--- Start The records ---

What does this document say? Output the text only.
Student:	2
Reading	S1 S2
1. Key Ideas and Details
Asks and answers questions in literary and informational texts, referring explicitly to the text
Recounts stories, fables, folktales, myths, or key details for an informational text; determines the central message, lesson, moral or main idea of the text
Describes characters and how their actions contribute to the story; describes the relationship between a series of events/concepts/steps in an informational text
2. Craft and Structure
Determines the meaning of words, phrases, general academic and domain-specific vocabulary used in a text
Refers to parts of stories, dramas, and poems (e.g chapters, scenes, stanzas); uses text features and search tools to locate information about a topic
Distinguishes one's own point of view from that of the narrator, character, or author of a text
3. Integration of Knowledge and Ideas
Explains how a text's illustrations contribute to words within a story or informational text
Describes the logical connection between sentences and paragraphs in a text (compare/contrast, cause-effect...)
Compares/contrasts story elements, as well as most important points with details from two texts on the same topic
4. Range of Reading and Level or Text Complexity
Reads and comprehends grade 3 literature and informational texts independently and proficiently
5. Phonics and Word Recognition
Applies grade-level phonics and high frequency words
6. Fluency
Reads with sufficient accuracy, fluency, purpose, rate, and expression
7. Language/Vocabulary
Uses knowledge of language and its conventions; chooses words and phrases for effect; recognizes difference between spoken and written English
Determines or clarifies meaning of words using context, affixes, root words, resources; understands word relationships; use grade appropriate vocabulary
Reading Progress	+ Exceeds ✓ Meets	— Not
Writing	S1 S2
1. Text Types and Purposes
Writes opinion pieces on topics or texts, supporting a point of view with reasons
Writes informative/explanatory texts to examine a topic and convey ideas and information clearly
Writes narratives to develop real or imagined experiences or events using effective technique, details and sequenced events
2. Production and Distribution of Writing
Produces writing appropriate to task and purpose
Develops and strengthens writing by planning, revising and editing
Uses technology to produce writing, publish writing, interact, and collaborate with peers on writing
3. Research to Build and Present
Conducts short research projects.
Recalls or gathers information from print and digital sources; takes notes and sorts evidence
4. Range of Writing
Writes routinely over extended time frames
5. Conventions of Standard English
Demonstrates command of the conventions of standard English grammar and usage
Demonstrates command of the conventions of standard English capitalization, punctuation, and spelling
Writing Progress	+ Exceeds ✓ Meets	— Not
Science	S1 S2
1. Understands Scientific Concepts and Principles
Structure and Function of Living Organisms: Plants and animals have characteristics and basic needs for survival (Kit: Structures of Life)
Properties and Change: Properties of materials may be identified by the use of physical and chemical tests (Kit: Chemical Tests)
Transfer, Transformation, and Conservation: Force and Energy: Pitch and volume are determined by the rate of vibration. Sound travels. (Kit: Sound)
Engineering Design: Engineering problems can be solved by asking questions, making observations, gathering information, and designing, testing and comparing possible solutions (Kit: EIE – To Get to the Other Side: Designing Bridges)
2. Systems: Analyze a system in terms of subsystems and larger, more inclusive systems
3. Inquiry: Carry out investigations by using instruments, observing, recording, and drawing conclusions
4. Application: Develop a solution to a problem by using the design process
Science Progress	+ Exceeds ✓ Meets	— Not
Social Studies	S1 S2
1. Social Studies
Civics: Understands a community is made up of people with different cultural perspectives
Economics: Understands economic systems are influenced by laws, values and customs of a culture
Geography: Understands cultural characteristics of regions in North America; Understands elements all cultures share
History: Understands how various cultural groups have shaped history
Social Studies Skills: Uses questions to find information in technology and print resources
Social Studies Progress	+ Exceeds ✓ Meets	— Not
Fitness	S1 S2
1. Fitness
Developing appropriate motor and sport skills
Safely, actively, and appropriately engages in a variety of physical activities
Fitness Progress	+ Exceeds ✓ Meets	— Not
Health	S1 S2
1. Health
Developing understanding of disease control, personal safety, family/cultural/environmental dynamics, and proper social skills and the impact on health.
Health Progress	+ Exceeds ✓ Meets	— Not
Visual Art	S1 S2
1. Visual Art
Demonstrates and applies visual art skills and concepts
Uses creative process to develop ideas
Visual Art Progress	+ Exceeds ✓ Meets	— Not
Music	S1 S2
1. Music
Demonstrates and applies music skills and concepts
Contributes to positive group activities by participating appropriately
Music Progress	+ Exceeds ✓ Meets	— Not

--- End The records ---

- [Your objective]: Output the full listing without altering anything.

- [Complete answer]:
What does this document say? Output the text only.
Student:	2
Reading	S1 S2
1. Key Ideas and Details
Asks and answers questions in literary and informational texts, referring explicitly to the text
Recounts stories, fables, folktales, myths, or key details for an informational text; determines the central message, lesson, moral or main idea of the text
Describes characters and how their actions contribute to the story; describes the relationship between a series of events/concepts/steps in an informational text
2. Craft and Structure
Determines the meaning of words, phrases, general academic and domain-specific vocabulary used in a text
Refers to parts of stories, dramas, and poems (e.g chapters, scenes, stanzas); uses text features and search tools to locate information about a topic
Distinguishes one's own point of view from that of the narrator, character, or author of a text
3. Integration of Knowledge and Ideas
Explains how a text's illustrations contribute to words within a story or informational text
Describes the logical connection between sentences and paragraphs in a text (compare/contrast, cause-effect...)
Compares/contrasts story elements, as well as most important points with details from two texts on the same topic
4. Range of Reading and Level or Text Complexity
Reads and comprehends grade 3 literature and informational texts independently and proficiently
5. Phonics and Word Recognition
Applies grade-level phonics and high frequency words
6. Fluency
Reads with sufficient accuracy, fluency, purpose, rate, and expression
7. Language/Vocabulary
Uses knowledge of language and its conventions; chooses words and phrases for effect; recognizes difference between spoken and written English
Determines or clarifies meaning of words using context, affixes, root words, resources; understands word relationships; use grade appropriate vocabulary
Reading Progress	+ Exceeds ✓ Meets	— Not
Writing	S1 S2
1. Text Types and Purposes
Writes opinion pieces on topics or texts, supporting a point of view with reasons
Writes informative/explanatory texts to examine a topic and convey ideas and information clearly
Writes narratives to develop real or imagined experiences or events using effective technique, details and sequenced events
2. Production and Distribution of Writing
Produces writing appropriate to task and purpose
Develops and strengthens writing by planning, revising and editing
Uses technology to produce writing, publish writing, interact, and collaborate with peers on writing
3. Research to Build and Present
Conducts short research projects.
Recalls or gathers information from print and digital sources; takes notes and sorts evidence
4. Range of Writing
Writes routinely over extended time frames
5. Conventions of Standard English
Demonstrates command of the conventions of standard English grammar and usage
Demonstrates command of the conventions of standard English capitalization, punctuation, and spelling
Writing Progress	+ Exceeds ✓ Meets	— Not
Science	S1 S2
1. Understands Scientific Concepts and Principles
Structure and Function of Living Organisms: Plants and animals have characteristics and basic needs for survival (Kit: Structures of Life)
Properties and Change: Properties of materials may be identified by the use of physical and chemical tests (Kit: Chemical Tests)
Transfer, Transformation, and Conservation: Force and Energy: Pitch and volume are determined by the rate of vibration. Sound travels. (Kit: Sound)
Engineering Design: Engineering problems can be solved by asking questions, making observations, gathering information, and designing, testing and comparing possible solutions (Kit: EIE – To Get to the Other Side: Designing Bridges)
2. Systems: Analyze a system in terms of subsystems and larger, more inclusive systems
3. Inquiry: Carry out investigations by using instruments, observing, recording, and drawing conclusions
4. Application: Develop a solution to a problem by using the design process
Science Progress	+ Exceeds ✓ Meets	— Not
Social Studies	S1 S2
1. Social Studies
Civics: Understands a community is made up of people with different cultural perspectives
Economics: Understands economic systems are influenced by laws, values and customs of a culture
Geography: Understands cultural characteristics of regions in North America; Understands elements all cultures share
History: Understands how various cultural groups have shaped history
Social Studies Skills: Uses questions to find information in technology and print resources
Social Studies Progress	+ Exceeds ✓ Meets	— Not
Fitness	S1 S2
1. Fitness
Developing appropriate motor and sport skills
Safely, actively, and appropriately engages in a variety of physical activities
Fitness Progress	+ Exceeds ✓ Meets	— Not
Health	S1 S2
1. Health
Developing understanding of disease control, personal safety, family/cultural/environmental dynamics, and proper social skills and the impact on health.
Health Progress	+ Exceeds ✓ Meets	— Not
Visual Art	S1 S2
1. Visual Art
Demonstrates and applies visual art skills and concepts
Uses creative process to develop ideas
Visual Art Progress	+ Exceeds ✓ Meets	— Not
Music	S1 S2
1. Music
Demonstrates and applies music skills and concepts
Contributes to positive group activities by participating appropriately
Music Progress	+ Exceeds ✓ Meets	— Not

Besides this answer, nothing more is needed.